→ **What the task asks**:
Below are records; state how many of their lines hold the word "when", and give only the figure.

→ **Extracted material**:
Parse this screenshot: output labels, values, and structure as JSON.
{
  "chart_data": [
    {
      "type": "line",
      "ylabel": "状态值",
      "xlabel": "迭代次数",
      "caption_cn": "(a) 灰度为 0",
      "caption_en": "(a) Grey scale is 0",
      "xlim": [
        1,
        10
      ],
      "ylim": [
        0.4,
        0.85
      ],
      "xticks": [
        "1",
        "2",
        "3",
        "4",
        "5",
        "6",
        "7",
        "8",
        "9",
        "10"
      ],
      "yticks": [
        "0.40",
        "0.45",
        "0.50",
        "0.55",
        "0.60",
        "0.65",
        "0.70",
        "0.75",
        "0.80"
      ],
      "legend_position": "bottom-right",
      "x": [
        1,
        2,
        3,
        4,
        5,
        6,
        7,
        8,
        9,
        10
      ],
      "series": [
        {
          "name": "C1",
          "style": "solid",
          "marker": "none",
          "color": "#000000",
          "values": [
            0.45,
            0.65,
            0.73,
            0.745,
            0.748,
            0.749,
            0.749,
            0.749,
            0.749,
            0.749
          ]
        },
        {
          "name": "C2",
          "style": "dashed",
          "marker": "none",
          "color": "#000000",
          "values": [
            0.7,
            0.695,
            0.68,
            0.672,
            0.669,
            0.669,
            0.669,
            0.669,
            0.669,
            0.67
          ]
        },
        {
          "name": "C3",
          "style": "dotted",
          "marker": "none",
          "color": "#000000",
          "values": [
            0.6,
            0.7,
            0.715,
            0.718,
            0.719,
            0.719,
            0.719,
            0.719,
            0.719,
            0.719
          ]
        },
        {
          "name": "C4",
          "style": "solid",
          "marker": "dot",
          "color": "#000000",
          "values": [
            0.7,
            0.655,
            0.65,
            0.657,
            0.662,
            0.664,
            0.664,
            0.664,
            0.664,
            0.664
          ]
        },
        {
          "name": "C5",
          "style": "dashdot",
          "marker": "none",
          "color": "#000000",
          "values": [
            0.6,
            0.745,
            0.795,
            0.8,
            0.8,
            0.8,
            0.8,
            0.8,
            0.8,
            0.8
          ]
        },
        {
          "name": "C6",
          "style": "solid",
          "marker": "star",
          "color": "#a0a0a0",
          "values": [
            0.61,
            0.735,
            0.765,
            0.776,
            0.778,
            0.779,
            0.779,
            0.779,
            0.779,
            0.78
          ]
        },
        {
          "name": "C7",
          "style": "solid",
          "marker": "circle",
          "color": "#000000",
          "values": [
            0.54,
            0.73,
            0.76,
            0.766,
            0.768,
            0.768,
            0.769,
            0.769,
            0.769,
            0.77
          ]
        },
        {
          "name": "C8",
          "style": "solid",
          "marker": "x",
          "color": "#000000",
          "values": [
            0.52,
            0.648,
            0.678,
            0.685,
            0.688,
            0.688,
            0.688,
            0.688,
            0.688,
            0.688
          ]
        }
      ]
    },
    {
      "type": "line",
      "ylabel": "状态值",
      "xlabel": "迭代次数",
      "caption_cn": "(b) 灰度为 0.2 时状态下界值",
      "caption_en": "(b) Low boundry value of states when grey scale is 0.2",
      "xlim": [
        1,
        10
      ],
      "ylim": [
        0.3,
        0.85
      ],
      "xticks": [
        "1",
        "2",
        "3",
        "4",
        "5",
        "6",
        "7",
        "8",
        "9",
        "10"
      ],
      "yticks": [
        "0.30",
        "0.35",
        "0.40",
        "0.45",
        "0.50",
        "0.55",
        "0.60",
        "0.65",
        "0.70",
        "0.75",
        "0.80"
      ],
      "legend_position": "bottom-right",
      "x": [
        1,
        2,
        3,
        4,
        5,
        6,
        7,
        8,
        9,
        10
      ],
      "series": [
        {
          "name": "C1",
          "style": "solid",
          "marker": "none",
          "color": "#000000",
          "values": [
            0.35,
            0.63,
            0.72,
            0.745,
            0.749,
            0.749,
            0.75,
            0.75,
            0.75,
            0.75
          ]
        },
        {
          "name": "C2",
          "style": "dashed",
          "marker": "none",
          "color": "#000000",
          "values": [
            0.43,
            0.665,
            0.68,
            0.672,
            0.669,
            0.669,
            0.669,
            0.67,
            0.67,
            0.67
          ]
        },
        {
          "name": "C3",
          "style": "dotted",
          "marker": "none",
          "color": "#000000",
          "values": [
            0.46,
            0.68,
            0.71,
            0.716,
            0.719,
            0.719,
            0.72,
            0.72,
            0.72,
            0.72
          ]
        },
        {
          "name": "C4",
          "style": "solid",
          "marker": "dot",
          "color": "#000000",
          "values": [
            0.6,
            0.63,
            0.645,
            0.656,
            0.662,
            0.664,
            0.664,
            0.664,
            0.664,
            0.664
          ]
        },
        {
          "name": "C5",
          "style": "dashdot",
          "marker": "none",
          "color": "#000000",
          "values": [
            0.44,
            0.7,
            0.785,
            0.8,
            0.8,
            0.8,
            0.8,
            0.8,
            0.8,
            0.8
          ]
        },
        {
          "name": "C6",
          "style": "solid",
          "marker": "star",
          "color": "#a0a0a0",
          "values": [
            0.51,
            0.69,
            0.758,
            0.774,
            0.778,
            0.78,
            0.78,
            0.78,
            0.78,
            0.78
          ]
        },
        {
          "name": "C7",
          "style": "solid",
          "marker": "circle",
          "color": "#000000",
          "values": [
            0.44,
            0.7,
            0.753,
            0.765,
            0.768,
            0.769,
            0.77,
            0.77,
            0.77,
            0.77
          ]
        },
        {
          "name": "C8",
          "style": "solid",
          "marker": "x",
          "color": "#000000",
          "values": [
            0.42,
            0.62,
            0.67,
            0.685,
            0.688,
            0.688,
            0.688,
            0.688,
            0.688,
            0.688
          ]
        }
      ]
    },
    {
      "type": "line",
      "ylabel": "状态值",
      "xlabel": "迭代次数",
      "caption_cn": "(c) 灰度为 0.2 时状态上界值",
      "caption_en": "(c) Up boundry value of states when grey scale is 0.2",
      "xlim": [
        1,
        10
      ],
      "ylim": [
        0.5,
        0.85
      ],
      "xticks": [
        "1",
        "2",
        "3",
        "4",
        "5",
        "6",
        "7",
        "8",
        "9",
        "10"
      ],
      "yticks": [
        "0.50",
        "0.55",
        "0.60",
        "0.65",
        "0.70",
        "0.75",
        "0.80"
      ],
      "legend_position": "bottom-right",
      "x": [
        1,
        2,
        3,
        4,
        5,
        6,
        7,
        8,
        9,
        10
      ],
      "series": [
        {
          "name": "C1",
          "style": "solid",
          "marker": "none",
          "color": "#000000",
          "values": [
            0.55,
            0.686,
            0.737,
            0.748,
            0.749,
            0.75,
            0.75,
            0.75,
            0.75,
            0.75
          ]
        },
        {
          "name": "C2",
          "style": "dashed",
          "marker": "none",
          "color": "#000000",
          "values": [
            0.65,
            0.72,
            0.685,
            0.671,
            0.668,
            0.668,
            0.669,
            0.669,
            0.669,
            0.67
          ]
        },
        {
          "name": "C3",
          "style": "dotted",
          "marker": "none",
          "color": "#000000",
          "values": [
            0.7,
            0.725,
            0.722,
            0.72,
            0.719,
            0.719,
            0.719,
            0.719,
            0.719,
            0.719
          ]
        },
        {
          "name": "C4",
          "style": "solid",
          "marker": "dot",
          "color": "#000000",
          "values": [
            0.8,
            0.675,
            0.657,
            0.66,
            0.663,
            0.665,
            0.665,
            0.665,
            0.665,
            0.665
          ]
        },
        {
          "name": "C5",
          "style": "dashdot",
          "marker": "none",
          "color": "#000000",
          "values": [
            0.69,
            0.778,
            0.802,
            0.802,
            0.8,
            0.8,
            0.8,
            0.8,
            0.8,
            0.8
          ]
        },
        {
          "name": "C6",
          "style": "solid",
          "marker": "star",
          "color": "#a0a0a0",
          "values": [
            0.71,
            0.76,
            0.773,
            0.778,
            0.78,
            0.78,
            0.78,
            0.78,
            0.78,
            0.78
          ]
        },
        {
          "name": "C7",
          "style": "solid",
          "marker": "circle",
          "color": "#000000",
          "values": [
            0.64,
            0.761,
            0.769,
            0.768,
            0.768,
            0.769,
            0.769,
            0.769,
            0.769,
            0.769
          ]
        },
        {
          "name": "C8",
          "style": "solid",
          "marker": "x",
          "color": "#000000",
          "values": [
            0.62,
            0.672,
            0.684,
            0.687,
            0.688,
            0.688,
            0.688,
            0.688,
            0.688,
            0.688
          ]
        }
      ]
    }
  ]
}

→ **The response**:
2